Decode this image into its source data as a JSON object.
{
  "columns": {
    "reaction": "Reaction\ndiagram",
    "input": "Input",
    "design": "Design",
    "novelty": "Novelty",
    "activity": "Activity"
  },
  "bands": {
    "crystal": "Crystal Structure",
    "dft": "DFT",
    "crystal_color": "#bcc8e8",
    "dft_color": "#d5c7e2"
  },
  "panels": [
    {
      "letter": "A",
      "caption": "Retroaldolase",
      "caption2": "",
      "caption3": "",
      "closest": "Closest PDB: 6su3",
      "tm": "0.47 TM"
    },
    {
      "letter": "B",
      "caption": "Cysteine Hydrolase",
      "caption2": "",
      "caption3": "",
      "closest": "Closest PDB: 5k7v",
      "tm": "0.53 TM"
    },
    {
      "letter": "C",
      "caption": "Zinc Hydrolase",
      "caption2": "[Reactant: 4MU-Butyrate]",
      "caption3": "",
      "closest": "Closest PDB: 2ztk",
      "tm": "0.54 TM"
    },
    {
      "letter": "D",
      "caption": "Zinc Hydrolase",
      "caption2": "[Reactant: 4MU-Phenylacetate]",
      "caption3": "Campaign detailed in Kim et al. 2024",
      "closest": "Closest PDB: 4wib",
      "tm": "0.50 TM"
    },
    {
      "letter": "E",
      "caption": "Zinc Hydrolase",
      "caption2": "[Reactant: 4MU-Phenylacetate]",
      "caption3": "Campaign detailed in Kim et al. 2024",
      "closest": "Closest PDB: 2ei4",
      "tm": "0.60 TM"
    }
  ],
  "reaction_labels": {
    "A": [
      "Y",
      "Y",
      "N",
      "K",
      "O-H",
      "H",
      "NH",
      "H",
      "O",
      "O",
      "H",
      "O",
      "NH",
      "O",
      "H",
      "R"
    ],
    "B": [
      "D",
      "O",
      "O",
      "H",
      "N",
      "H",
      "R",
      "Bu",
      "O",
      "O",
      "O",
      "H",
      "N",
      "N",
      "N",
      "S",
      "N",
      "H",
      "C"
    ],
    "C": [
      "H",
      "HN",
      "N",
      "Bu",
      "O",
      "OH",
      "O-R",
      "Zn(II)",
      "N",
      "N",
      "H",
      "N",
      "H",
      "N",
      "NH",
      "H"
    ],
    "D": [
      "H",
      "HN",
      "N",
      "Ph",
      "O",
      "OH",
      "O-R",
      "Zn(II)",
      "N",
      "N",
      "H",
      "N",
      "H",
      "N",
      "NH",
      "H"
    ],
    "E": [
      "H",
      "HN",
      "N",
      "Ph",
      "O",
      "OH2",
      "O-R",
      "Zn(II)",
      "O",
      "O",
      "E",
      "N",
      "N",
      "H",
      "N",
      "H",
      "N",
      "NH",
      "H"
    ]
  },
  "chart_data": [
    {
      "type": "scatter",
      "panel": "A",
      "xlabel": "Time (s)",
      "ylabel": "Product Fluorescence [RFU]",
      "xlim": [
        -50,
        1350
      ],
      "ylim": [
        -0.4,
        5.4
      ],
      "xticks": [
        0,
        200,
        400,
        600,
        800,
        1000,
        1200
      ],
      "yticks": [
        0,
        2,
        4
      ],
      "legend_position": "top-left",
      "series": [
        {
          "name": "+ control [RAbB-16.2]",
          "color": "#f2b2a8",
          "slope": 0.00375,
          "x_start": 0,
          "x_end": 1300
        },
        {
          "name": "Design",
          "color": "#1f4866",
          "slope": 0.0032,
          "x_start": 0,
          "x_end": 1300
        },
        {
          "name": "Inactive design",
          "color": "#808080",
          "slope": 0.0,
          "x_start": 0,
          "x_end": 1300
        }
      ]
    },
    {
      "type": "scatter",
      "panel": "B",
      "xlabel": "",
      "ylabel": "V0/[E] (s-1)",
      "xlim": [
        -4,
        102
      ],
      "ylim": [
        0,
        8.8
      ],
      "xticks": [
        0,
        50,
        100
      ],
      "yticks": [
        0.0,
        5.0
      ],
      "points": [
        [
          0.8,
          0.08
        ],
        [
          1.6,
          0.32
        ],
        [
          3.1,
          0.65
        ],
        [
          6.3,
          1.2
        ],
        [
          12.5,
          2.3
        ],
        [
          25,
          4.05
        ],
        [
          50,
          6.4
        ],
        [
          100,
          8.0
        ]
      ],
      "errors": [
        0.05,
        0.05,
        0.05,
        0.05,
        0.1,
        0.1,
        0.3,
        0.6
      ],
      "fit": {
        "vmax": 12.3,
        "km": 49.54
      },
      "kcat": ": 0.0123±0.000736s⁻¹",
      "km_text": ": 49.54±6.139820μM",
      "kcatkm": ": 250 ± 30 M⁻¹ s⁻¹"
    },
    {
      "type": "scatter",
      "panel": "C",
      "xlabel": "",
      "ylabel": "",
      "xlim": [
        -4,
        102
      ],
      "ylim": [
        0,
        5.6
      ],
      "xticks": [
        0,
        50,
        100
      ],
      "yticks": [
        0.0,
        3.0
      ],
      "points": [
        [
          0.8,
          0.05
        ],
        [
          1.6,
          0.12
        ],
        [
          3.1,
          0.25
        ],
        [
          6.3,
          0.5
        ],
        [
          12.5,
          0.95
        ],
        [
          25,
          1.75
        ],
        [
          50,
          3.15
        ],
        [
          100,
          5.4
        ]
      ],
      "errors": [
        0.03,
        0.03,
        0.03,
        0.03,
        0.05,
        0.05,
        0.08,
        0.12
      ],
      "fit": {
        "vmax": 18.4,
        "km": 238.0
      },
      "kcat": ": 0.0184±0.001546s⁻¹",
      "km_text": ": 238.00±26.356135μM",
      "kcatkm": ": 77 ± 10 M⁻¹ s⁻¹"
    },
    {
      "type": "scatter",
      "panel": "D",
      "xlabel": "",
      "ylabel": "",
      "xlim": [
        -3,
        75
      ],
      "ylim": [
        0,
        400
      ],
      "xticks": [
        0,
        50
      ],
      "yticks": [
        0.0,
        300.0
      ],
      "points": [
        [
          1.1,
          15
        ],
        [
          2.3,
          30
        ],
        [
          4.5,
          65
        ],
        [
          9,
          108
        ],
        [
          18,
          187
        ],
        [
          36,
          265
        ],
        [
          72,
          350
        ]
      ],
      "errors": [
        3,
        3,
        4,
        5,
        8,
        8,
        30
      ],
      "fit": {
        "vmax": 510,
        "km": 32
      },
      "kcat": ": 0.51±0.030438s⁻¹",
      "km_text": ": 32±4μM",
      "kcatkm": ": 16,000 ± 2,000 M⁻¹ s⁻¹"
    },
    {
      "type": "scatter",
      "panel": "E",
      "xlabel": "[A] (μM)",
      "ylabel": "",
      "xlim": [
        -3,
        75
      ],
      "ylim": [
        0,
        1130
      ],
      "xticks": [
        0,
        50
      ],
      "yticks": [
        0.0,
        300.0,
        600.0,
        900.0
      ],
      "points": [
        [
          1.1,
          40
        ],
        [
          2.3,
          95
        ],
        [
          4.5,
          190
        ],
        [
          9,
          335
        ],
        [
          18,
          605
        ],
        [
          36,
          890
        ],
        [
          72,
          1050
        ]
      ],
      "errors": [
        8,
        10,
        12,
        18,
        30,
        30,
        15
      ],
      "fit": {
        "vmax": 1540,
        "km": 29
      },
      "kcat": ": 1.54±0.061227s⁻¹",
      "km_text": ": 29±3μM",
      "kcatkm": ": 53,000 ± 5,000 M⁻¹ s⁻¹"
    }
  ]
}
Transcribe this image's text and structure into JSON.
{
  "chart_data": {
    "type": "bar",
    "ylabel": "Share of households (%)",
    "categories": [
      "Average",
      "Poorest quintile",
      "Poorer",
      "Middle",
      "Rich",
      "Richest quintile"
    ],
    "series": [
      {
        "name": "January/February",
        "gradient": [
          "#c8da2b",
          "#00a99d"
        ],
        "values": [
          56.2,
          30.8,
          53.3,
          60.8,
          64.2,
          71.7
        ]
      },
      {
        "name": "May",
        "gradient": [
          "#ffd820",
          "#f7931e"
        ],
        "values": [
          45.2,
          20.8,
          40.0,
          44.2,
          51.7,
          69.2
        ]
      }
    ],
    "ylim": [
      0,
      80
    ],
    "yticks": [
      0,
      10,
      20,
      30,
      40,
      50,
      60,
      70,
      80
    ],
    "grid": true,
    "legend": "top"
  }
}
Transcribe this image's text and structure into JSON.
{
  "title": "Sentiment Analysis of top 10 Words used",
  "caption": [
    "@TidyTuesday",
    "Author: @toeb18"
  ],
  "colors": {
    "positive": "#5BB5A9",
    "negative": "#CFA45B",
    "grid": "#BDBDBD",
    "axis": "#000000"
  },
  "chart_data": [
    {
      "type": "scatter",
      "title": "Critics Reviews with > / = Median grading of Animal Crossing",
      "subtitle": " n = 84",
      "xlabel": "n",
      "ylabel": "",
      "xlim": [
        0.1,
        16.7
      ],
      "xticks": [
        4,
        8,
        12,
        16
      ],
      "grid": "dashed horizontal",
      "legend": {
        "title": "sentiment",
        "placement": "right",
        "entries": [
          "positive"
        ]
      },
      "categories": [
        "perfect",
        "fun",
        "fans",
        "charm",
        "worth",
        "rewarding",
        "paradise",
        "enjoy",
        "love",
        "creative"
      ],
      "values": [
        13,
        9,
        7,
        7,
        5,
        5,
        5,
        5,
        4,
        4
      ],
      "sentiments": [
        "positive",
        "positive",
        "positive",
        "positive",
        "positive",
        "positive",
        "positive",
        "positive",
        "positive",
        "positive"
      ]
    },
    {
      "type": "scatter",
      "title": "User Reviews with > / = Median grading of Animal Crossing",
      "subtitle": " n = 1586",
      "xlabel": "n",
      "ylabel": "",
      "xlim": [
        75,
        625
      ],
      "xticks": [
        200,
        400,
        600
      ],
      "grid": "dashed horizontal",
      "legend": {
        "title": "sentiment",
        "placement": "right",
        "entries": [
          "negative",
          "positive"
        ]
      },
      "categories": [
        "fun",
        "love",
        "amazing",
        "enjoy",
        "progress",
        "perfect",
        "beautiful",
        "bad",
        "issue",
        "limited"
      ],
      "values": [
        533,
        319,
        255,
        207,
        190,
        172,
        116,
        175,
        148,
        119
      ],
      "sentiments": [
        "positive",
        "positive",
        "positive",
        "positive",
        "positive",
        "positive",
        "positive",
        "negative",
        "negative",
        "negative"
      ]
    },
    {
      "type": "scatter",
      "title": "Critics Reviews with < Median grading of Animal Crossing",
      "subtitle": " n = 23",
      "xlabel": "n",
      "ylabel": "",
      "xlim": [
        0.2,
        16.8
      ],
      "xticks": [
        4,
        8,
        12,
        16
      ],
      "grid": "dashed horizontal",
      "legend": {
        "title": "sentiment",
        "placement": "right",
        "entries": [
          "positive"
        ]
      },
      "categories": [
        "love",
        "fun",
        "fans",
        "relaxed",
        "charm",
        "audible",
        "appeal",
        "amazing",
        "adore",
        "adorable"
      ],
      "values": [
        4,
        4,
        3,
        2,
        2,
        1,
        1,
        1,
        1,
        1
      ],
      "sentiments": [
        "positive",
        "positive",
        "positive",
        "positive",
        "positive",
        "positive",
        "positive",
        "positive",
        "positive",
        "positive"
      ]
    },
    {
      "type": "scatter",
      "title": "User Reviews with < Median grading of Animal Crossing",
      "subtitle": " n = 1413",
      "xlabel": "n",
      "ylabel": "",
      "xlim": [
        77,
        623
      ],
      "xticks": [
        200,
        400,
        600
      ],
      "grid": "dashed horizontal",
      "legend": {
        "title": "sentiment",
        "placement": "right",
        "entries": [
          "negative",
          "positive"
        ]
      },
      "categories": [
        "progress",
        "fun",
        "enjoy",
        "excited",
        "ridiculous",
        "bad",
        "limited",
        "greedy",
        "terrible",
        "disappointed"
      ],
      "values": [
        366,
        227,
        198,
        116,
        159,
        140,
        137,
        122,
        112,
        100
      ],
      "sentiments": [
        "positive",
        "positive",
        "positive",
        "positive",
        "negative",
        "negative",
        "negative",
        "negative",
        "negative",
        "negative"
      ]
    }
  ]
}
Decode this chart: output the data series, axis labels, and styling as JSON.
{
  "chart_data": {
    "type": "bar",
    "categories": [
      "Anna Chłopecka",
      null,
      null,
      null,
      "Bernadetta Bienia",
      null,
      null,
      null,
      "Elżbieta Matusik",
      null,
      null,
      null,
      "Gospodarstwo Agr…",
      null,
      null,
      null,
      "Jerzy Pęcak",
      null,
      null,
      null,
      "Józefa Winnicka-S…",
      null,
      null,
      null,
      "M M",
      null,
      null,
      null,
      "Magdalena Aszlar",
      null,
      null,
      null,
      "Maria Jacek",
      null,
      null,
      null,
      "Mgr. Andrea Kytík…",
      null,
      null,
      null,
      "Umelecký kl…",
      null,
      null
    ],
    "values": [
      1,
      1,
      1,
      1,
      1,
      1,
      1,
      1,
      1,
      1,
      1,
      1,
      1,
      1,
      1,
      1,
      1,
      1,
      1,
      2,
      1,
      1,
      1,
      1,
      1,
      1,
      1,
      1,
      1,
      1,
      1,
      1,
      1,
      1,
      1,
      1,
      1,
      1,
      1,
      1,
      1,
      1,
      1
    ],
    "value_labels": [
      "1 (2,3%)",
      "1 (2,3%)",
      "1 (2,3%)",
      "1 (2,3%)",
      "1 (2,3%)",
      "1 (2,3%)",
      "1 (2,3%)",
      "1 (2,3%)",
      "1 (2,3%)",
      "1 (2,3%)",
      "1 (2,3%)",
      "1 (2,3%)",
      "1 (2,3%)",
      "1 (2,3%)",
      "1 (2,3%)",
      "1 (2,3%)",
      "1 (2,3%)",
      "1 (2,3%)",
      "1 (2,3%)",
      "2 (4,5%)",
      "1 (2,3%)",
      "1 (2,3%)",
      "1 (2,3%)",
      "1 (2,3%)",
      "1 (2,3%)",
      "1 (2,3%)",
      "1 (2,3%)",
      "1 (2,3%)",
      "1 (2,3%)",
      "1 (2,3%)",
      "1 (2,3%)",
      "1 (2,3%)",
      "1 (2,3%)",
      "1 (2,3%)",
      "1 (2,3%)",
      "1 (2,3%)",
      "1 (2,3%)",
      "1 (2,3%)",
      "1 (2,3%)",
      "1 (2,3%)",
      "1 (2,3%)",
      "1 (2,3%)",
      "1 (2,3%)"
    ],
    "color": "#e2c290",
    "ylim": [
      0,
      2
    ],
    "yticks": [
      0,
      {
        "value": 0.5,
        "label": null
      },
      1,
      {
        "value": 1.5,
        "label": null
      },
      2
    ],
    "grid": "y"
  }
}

______

▸ **Stated exercise**:
Only a number is wanted: how many lines of the material include the word "kcatkm".

▸ **Response**:
4